[BEGIN]

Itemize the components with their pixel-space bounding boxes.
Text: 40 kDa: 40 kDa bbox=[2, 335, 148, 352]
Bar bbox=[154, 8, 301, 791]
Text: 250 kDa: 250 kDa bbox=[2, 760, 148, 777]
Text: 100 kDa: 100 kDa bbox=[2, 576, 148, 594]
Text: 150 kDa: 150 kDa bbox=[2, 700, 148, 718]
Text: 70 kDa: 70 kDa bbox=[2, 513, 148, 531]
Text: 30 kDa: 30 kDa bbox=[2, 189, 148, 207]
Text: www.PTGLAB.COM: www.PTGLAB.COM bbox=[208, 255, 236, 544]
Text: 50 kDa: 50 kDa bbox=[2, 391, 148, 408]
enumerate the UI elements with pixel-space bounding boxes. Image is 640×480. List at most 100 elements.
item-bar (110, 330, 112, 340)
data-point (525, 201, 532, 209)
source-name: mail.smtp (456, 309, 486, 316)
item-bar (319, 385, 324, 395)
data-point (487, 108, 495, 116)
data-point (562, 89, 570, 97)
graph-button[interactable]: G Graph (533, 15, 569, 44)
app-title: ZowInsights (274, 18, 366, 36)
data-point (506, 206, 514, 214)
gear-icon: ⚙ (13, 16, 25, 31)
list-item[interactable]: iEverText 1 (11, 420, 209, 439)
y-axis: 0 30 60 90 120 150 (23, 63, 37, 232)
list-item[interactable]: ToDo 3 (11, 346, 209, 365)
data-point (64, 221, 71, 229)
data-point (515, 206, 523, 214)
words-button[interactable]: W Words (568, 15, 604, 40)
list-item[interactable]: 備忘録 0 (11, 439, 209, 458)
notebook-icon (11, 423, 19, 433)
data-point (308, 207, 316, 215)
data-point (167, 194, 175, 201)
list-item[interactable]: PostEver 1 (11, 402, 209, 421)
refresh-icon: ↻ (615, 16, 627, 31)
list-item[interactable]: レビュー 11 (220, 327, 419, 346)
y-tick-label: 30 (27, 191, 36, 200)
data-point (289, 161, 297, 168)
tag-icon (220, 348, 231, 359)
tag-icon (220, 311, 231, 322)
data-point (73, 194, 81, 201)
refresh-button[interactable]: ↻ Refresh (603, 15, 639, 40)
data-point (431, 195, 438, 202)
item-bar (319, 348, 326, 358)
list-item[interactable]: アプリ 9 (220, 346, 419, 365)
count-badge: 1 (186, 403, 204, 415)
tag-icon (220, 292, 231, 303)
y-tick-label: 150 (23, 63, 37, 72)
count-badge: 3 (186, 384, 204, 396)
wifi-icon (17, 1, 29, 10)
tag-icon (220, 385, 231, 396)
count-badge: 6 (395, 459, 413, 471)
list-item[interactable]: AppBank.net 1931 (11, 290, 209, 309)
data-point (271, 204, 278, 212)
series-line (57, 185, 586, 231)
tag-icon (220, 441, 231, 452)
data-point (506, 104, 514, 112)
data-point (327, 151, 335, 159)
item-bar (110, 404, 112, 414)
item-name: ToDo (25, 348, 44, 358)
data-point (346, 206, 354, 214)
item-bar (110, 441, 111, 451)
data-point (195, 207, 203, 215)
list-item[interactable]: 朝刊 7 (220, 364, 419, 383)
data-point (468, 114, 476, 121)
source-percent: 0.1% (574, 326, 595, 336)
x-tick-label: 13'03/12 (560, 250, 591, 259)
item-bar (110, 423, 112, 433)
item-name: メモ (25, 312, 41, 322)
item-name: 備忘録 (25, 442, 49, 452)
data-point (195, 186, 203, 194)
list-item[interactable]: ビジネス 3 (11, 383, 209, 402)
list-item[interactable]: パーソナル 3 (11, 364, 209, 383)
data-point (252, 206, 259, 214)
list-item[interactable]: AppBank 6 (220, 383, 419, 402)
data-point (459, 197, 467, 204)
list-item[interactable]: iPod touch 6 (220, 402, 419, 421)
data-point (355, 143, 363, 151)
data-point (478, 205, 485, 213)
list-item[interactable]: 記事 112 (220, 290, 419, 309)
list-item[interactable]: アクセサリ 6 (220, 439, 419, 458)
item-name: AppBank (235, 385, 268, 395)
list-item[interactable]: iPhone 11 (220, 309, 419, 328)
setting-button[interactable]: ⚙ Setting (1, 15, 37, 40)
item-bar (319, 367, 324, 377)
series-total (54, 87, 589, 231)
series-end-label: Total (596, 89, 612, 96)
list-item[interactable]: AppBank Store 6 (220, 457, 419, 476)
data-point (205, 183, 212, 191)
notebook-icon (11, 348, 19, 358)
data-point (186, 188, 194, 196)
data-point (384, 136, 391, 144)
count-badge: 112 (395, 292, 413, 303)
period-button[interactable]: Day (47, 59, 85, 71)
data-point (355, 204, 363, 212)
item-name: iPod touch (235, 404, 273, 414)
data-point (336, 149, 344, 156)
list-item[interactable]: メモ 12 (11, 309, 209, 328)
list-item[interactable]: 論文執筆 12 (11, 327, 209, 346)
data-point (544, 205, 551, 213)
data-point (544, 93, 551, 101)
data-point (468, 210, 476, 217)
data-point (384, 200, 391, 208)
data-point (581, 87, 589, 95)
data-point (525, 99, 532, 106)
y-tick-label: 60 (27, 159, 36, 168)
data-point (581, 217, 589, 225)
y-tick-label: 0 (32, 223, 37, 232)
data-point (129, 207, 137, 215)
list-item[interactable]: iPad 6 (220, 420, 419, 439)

[END]

# THE REQUEST
Copy out all of the material above line for line, keeping every character as it stands.

# TASK ANSWER
Itemize the components with their pixel-space bounding boxes.
Text: 40 kDa: 40 kDa bbox=[2, 335, 148, 352]
Bar bbox=[154, 8, 301, 791]
Text: 250 kDa: 250 kDa bbox=[2, 760, 148, 777]
Text: 100 kDa: 100 kDa bbox=[2, 576, 148, 594]
Text: 150 kDa: 150 kDa bbox=[2, 700, 148, 718]
Text: 70 kDa: 70 kDa bbox=[2, 513, 148, 531]
Text: 30 kDa: 30 kDa bbox=[2, 189, 148, 207]
Text: www.PTGLAB.COM: www.PTGLAB.COM bbox=[208, 255, 236, 544]
Text: 50 kDa: 50 kDa bbox=[2, 391, 148, 408]
enumerate the UI elements with pixel-space bounding boxes. Image is 640×480. List at most 100 elements.
item-bar (110, 330, 112, 340)
data-point (525, 201, 532, 209)
source-name: mail.smtp (456, 309, 486, 316)
item-bar (319, 385, 324, 395)
data-point (487, 108, 495, 116)
data-point (562, 89, 570, 97)
graph-button[interactable]: G Graph (533, 15, 569, 44)
app-title: ZowInsights (274, 18, 366, 36)
data-point (506, 206, 514, 214)
gear-icon: ⚙ (13, 16, 25, 31)
list-item[interactable]: iEverText 1 (11, 420, 209, 439)
y-axis: 0 30 60 90 120 150 (23, 63, 37, 232)
list-item[interactable]: ToDo 3 (11, 346, 209, 365)
data-point (64, 221, 71, 229)
data-point (515, 206, 523, 214)
words-button[interactable]: W Words (568, 15, 604, 40)
list-item[interactable]: 備忘録 0 (11, 439, 209, 458)
notebook-icon (11, 423, 19, 433)
data-point (308, 207, 316, 215)
data-point (167, 194, 175, 201)
list-item[interactable]: PostEver 1 (11, 402, 209, 421)
refresh-icon: ↻ (615, 16, 627, 31)
list-item[interactable]: レビュー 11 (220, 327, 419, 346)
y-tick-label: 30 (27, 191, 36, 200)
data-point (289, 161, 297, 168)
tag-icon (220, 348, 231, 359)
tag-icon (220, 311, 231, 322)
data-point (73, 194, 81, 201)
refresh-button[interactable]: ↻ Refresh (603, 15, 639, 40)
data-point (431, 195, 438, 202)
item-bar (319, 348, 326, 358)
list-item[interactable]: アプリ 9 (220, 346, 419, 365)
count-badge: 1 (186, 403, 204, 415)
tag-icon (220, 292, 231, 303)
y-tick-label: 150 (23, 63, 37, 72)
count-badge: 3 (186, 384, 204, 396)
wifi-icon (17, 1, 29, 10)
tag-icon (220, 385, 231, 396)
count-badge: 6 (395, 459, 413, 471)
list-item[interactable]: AppBank.net 1931 (11, 290, 209, 309)
data-point (271, 204, 278, 212)
series-line (57, 185, 586, 231)
tag-icon (220, 441, 231, 452)
data-point (506, 104, 514, 112)
data-point (327, 151, 335, 159)
item-bar (110, 404, 112, 414)
item-name: ToDo (25, 348, 44, 358)
data-point (346, 206, 354, 214)
item-bar (110, 441, 111, 451)
data-point (195, 207, 203, 215)
list-item[interactable]: 朝刊 7 (220, 364, 419, 383)
data-point (468, 114, 476, 121)
source-percent: 0.1% (574, 326, 595, 336)
x-tick-label: 13'03/12 (560, 250, 591, 259)
item-bar (110, 423, 112, 433)
item-name: メモ (25, 312, 41, 322)
item-name: 備忘録 (25, 442, 49, 452)
data-point (195, 186, 203, 194)
list-item[interactable]: ビジネス 3 (11, 383, 209, 402)
list-item[interactable]: パーソナル 3 (11, 364, 209, 383)
data-point (252, 206, 259, 214)
list-item[interactable]: AppBank 6 (220, 383, 419, 402)
data-point (459, 197, 467, 204)
list-item[interactable]: iPod touch 6 (220, 402, 419, 421)
data-point (355, 143, 363, 151)
data-point (478, 205, 485, 213)
list-item[interactable]: 記事 112 (220, 290, 419, 309)
list-item[interactable]: アクセサリ 6 (220, 439, 419, 458)
item-name: AppBank (235, 385, 268, 395)
list-item[interactable]: iPhone 11 (220, 309, 419, 328)
setting-button[interactable]: ⚙ Setting (1, 15, 37, 40)
item-bar (319, 367, 324, 377)
series-total (54, 87, 589, 231)
series-end-label: Total (596, 89, 612, 96)
list-item[interactable]: AppBank Store 6 (220, 457, 419, 476)
data-point (205, 183, 212, 191)
notebook-icon (11, 348, 19, 358)
data-point (186, 188, 194, 196)
data-point (384, 136, 391, 144)
count-badge: 112 (395, 292, 413, 303)
period-button[interactable]: Day (47, 59, 85, 71)
data-point (355, 204, 363, 212)
item-name: iPod touch (235, 404, 273, 414)
data-point (336, 149, 344, 156)
list-item[interactable]: メモ 12 (11, 309, 209, 328)
list-item[interactable]: 論文執筆 12 (11, 327, 209, 346)
data-point (544, 205, 551, 213)
data-point (544, 93, 551, 101)
data-point (468, 210, 476, 217)
data-point (384, 200, 391, 208)
data-point (581, 87, 589, 95)
data-point (525, 99, 532, 106)
y-tick-label: 60 (27, 159, 36, 168)
data-point (581, 217, 589, 225)
y-tick-label: 0 (32, 223, 37, 232)
data-point (129, 207, 137, 215)
list-item[interactable]: iPad 6 (220, 420, 419, 439)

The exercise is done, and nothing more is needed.